■ DATA SECTION:

──────────────────────────────

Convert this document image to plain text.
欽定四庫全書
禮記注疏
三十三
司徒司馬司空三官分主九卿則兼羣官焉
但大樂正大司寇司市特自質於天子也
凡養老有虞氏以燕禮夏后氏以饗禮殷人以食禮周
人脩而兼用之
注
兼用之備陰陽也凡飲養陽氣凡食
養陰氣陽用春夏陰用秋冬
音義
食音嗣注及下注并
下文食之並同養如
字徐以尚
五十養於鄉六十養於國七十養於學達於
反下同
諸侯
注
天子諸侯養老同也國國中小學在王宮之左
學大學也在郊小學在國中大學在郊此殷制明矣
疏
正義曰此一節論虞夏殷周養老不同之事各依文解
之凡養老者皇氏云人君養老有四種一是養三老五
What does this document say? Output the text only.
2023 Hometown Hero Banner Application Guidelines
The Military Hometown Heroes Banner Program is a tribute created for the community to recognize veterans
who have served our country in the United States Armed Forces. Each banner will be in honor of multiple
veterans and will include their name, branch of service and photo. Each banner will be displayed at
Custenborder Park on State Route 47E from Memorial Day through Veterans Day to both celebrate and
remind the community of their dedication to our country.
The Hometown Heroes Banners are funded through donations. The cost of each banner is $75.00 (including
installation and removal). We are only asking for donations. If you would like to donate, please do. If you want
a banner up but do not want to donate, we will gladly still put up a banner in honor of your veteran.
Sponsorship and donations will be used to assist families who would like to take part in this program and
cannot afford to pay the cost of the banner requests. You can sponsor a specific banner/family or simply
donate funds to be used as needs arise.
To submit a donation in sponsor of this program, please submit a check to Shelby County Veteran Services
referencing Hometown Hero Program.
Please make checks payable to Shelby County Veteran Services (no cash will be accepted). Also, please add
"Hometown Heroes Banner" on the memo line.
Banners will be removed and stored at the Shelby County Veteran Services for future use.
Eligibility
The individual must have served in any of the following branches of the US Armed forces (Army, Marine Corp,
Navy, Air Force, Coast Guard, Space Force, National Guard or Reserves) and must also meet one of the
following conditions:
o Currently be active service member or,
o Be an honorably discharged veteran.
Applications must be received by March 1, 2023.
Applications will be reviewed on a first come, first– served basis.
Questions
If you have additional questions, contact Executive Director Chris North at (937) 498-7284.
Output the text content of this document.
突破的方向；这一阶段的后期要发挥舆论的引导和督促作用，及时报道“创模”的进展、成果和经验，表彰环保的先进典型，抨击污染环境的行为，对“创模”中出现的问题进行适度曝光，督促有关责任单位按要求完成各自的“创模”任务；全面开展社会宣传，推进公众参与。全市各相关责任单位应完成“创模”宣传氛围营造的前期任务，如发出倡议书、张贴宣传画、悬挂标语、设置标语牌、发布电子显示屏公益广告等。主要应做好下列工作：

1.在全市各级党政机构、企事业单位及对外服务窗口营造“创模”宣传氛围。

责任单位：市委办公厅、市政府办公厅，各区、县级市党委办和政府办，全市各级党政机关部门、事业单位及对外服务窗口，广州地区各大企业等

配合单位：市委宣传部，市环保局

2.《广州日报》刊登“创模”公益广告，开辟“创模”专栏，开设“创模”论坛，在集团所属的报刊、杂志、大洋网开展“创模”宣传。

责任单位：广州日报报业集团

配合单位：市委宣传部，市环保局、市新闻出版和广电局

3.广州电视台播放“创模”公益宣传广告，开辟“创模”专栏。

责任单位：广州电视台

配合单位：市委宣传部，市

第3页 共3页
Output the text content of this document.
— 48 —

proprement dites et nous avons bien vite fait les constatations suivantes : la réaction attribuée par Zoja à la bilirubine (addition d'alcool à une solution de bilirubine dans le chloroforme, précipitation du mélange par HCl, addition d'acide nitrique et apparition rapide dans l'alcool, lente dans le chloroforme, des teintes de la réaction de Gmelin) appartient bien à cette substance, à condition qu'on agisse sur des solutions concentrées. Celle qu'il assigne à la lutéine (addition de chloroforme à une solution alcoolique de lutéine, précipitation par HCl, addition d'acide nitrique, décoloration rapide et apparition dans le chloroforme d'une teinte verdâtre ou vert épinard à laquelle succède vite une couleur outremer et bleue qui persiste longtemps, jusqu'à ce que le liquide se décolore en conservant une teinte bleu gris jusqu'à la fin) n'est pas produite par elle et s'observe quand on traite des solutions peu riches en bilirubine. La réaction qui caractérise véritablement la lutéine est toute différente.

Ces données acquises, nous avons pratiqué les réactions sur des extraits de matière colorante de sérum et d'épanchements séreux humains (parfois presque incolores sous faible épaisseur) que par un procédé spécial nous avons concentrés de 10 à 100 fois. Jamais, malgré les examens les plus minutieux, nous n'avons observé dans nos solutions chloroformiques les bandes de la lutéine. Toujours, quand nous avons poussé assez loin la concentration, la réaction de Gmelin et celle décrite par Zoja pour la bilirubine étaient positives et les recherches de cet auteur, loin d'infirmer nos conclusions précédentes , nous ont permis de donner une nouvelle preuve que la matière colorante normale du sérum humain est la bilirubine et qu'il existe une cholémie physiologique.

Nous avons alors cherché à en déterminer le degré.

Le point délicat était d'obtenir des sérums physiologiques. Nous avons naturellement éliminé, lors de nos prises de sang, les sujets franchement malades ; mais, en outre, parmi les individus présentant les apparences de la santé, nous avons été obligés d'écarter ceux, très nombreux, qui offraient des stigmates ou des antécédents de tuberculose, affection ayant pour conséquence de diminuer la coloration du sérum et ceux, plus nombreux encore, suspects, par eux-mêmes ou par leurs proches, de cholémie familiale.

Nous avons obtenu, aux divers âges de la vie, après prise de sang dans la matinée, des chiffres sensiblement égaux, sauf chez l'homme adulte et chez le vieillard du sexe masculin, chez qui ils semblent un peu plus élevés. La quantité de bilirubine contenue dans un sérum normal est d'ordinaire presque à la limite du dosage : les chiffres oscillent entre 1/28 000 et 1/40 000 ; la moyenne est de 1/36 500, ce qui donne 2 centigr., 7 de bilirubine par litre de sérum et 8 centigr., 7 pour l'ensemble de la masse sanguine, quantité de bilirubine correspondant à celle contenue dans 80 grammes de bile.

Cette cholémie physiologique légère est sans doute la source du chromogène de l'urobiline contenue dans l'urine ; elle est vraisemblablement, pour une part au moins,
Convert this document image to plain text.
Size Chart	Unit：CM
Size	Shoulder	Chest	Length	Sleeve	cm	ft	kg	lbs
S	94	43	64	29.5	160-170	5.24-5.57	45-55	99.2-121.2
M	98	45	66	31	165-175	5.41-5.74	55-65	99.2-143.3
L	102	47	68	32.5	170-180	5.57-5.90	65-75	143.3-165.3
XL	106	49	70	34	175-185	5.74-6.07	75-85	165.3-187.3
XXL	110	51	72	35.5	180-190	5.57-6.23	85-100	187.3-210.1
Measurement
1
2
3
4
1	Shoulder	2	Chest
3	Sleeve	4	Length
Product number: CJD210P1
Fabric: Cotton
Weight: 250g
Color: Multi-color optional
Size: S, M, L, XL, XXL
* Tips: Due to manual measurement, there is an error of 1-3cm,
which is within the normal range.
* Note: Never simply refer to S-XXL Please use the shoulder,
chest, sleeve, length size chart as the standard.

──────────────────────────────

■ TASK INSTRUCTIONS:
Your task is to collect every line above that contains the word "simply".

■ FULL SOLUTION:
cannot afford to pay the cost of the banner requests. You can sponsor a specific banner/family or simply
* Note: Never simply refer to S-XXL Please use the shoulder,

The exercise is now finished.